#### Data for this exercise ####

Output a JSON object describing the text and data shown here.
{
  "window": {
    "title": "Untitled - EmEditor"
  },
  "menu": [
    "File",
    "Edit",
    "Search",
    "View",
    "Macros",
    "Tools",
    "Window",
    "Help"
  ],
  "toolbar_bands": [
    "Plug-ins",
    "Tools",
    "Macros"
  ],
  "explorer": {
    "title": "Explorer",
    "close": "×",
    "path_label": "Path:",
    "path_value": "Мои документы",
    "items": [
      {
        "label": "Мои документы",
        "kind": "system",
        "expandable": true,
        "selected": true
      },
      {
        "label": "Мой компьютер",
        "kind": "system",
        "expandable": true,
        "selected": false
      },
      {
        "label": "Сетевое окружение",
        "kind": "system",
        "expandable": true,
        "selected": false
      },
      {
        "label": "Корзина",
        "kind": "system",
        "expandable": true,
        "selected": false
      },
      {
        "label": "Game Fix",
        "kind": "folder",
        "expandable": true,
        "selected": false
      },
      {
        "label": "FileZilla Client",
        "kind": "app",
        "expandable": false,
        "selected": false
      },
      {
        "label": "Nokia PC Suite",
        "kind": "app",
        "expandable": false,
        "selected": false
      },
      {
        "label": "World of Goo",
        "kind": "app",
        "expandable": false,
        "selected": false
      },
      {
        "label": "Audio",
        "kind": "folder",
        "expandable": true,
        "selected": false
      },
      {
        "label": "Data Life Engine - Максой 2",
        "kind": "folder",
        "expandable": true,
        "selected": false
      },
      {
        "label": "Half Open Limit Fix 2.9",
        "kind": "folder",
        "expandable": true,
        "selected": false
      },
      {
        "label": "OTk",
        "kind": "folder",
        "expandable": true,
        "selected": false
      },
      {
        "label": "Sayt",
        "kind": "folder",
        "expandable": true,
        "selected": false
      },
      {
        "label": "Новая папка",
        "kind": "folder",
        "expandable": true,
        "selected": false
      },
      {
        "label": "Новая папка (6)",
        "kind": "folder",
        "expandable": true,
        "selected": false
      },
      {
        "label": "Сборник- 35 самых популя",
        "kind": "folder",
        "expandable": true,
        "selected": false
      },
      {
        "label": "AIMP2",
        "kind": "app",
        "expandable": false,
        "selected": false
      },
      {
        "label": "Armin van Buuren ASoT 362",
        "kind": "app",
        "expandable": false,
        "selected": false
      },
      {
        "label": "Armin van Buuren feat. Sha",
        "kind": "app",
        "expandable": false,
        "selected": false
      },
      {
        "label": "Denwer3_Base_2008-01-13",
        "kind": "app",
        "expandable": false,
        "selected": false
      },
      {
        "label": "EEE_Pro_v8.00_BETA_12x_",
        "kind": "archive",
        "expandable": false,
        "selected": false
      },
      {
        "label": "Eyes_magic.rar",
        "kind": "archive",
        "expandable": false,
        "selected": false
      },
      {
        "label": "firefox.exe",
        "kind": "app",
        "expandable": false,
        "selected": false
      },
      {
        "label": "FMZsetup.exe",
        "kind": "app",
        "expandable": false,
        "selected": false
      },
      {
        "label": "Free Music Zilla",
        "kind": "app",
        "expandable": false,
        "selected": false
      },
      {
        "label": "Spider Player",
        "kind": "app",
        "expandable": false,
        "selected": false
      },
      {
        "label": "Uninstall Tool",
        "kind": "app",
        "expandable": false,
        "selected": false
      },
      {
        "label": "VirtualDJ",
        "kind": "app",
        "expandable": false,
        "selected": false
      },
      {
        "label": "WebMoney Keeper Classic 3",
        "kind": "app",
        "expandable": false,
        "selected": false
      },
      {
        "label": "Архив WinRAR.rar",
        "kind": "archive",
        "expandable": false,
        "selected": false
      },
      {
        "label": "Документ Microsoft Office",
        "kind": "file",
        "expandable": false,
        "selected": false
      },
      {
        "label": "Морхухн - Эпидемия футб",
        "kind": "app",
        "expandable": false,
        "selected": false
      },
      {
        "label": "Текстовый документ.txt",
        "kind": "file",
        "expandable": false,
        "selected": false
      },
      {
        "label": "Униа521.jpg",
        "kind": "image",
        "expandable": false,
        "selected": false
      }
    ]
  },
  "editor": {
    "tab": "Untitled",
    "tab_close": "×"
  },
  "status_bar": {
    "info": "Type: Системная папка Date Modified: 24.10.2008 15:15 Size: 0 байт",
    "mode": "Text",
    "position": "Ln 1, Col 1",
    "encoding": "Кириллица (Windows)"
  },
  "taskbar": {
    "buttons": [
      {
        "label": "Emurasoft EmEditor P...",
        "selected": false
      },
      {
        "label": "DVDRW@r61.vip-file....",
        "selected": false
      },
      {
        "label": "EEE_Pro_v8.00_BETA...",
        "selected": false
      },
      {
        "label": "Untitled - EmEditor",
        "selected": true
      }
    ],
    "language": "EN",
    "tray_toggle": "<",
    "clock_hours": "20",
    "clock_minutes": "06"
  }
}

####

Required work: Filter the records above for "Buuren" and copy every matching line.

Solution to the problem:
        "label": "Armin van Buuren ASoT 362",
        "label": "Armin van Buuren feat. Sha",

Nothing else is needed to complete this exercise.